- _Dataset listings of figures_:
*-*-*

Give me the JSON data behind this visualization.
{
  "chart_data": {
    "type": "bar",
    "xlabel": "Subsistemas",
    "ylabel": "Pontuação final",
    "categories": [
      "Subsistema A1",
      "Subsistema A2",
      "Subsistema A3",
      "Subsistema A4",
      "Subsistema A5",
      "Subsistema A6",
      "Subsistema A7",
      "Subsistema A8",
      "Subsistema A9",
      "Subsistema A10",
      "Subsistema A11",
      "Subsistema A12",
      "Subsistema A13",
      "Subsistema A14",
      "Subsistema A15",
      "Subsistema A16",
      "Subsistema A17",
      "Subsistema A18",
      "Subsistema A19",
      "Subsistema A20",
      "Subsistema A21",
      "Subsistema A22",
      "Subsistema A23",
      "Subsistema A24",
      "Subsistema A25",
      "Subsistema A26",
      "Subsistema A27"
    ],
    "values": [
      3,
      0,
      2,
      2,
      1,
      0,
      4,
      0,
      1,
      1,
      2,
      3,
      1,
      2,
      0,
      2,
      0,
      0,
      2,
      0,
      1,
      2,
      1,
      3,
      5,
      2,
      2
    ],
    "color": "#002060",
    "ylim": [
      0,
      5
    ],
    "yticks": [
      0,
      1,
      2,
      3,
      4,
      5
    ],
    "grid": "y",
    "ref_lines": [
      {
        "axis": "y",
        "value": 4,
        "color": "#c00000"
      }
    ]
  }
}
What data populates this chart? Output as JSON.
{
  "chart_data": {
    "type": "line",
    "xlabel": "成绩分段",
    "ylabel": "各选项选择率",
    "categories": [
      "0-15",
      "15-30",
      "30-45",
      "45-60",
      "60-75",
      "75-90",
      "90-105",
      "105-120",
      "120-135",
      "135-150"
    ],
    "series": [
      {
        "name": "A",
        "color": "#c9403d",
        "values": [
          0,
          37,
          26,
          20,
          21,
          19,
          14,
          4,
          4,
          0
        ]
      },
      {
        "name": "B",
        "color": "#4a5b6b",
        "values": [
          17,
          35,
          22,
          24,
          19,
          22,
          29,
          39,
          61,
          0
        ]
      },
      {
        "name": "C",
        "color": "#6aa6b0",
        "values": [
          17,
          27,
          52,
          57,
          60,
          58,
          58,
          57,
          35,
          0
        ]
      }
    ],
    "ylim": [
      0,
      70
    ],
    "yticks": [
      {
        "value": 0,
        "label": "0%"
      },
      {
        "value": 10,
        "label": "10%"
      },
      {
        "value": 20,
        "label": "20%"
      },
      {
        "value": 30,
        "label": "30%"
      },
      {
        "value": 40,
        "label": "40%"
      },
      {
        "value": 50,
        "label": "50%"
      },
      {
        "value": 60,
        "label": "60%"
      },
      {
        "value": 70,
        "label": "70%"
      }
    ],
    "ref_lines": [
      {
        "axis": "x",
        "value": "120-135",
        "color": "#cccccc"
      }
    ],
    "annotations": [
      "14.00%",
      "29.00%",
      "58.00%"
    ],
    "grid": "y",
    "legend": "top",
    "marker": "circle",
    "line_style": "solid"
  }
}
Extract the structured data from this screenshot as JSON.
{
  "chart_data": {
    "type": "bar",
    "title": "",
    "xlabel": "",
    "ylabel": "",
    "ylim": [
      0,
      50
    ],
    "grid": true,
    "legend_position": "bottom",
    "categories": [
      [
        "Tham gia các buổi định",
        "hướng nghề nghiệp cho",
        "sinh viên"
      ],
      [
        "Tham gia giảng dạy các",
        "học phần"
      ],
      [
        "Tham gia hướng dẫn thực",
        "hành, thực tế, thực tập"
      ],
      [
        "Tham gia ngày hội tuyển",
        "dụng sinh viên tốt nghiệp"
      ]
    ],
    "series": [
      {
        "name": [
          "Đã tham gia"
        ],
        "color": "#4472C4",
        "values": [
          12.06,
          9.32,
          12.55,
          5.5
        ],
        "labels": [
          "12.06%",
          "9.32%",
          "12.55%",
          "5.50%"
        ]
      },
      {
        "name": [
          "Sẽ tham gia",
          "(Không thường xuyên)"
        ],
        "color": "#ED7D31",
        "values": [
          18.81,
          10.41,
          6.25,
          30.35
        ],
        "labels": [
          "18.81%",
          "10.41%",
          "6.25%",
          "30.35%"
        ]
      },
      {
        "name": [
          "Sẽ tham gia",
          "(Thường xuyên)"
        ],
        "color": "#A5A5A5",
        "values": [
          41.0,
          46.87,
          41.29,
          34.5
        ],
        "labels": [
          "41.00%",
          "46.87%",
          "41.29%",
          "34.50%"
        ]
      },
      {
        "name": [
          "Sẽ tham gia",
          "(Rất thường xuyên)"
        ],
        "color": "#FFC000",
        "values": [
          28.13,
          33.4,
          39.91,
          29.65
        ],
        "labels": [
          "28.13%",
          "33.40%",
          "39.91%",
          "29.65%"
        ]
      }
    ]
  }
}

*-*-*

- _Set task_: Hand back the material above in full, exactly as written.

- _Solution for this problem_:
Give me the JSON data behind this visualization.
{
  "chart_data": {
    "type": "bar",
    "xlabel": "Subsistemas",
    "ylabel": "Pontuação final",
    "categories": [
      "Subsistema A1",
      "Subsistema A2",
      "Subsistema A3",
      "Subsistema A4",
      "Subsistema A5",
      "Subsistema A6",
      "Subsistema A7",
      "Subsistema A8",
      "Subsistema A9",
      "Subsistema A10",
      "Subsistema A11",
      "Subsistema A12",
      "Subsistema A13",
      "Subsistema A14",
      "Subsistema A15",
      "Subsistema A16",
      "Subsistema A17",
      "Subsistema A18",
      "Subsistema A19",
      "Subsistema A20",
      "Subsistema A21",
      "Subsistema A22",
      "Subsistema A23",
      "Subsistema A24",
      "Subsistema A25",
      "Subsistema A26",
      "Subsistema A27"
    ],
    "values": [
      3,
      0,
      2,
      2,
      1,
      0,
      4,
      0,
      1,
      1,
      2,
      3,
      1,
      2,
      0,
      2,
      0,
      0,
      2,
      0,
      1,
      2,
      1,
      3,
      5,
      2,
      2
    ],
    "color": "#002060",
    "ylim": [
      0,
      5
    ],
    "yticks": [
      0,
      1,
      2,
      3,
      4,
      5
    ],
    "grid": "y",
    "ref_lines": [
      {
        "axis": "y",
        "value": 4,
        "color": "#c00000"
      }
    ]
  }
}
What data populates this chart? Output as JSON.
{
  "chart_data": {
    "type": "line",
    "xlabel": "成绩分段",
    "ylabel": "各选项选择率",
    "categories": [
      "0-15",
      "15-30",
      "30-45",
      "45-60",
      "60-75",
      "75-90",
      "90-105",
      "105-120",
      "120-135",
      "135-150"
    ],
    "series": [
      {
        "name": "A",
        "color": "#c9403d",
        "values": [
          0,
          37,
          26,
          20,
          21,
          19,
          14,
          4,
          4,
          0
        ]
      },
      {
        "name": "B",
        "color": "#4a5b6b",
        "values": [
          17,
          35,
          22,
          24,
          19,
          22,
          29,
          39,
          61,
          0
        ]
      },
      {
        "name": "C",
        "color": "#6aa6b0",
        "values": [
          17,
          27,
          52,
          57,
          60,
          58,
          58,
          57,
          35,
          0
        ]
      }
    ],
    "ylim": [
      0,
      70
    ],
    "yticks": [
      {
        "value": 0,
        "label": "0%"
      },
      {
        "value": 10,
        "label": "10%"
      },
      {
        "value": 20,
        "label": "20%"
      },
      {
        "value": 30,
        "label": "30%"
      },
      {
        "value": 40,
        "label": "40%"
      },
      {
        "value": 50,
        "label": "50%"
      },
      {
        "value": 60,
        "label": "60%"
      },
      {
        "value": 70,
        "label": "70%"
      }
    ],
    "ref_lines": [
      {
        "axis": "x",
        "value": "120-135",
        "color": "#cccccc"
      }
    ],
    "annotations": [
      "14.00%",
      "29.00%",
      "58.00%"
    ],
    "grid": "y",
    "legend": "top",
    "marker": "circle",
    "line_style": "solid"
  }
}
Extract the structured data from this screenshot as JSON.
{
  "chart_data": {
    "type": "bar",
    "title": "",
    "xlabel": "",
    "ylabel": "",
    "ylim": [
      0,
      50
    ],
    "grid": true,
    "legend_position": "bottom",
    "categories": [
      [
        "Tham gia các buổi định",
        "hướng nghề nghiệp cho",
        "sinh viên"
      ],
      [
        "Tham gia giảng dạy các",
        "học phần"
      ],
      [
        "Tham gia hướng dẫn thực",
        "hành, thực tế, thực tập"
      ],
      [
        "Tham gia ngày hội tuyển",
        "dụng sinh viên tốt nghiệp"
      ]
    ],
    "series": [
      {
        "name": [
          "Đã tham gia"
        ],
        "color": "#4472C4",
        "values": [
          12.06,
          9.32,
          12.55,
          5.5
        ],
        "labels": [
          "12.06%",
          "9.32%",
          "12.55%",
          "5.50%"
        ]
      },
      {
        "name": [
          "Sẽ tham gia",
          "(Không thường xuyên)"
        ],
        "color": "#ED7D31",
        "values": [
          18.81,
          10.41,
          6.25,
          30.35
        ],
        "labels": [
          "18.81%",
          "10.41%",
          "6.25%",
          "30.35%"
        ]
      },
      {
        "name": [
          "Sẽ tham gia",
          "(Thường xuyên)"
        ],
        "color": "#A5A5A5",
        "values": [
          41.0,
          46.87,
          41.29,
          34.5
        ],
        "labels": [
          "41.00%",
          "46.87%",
          "41.29%",
          "34.50%"
        ]
      },
      {
        "name": [
          "Sẽ tham gia",
          "(Rất thường xuyên)"
        ],
        "color": "#FFC000",
        "values": [
          28.13,
          33.4,
          39.91,
          29.65
        ],
        "labels": [
          "28.13%",
          "33.40%",
          "39.91%",
          "29.65%"
        ]
      }
    ]
  }
}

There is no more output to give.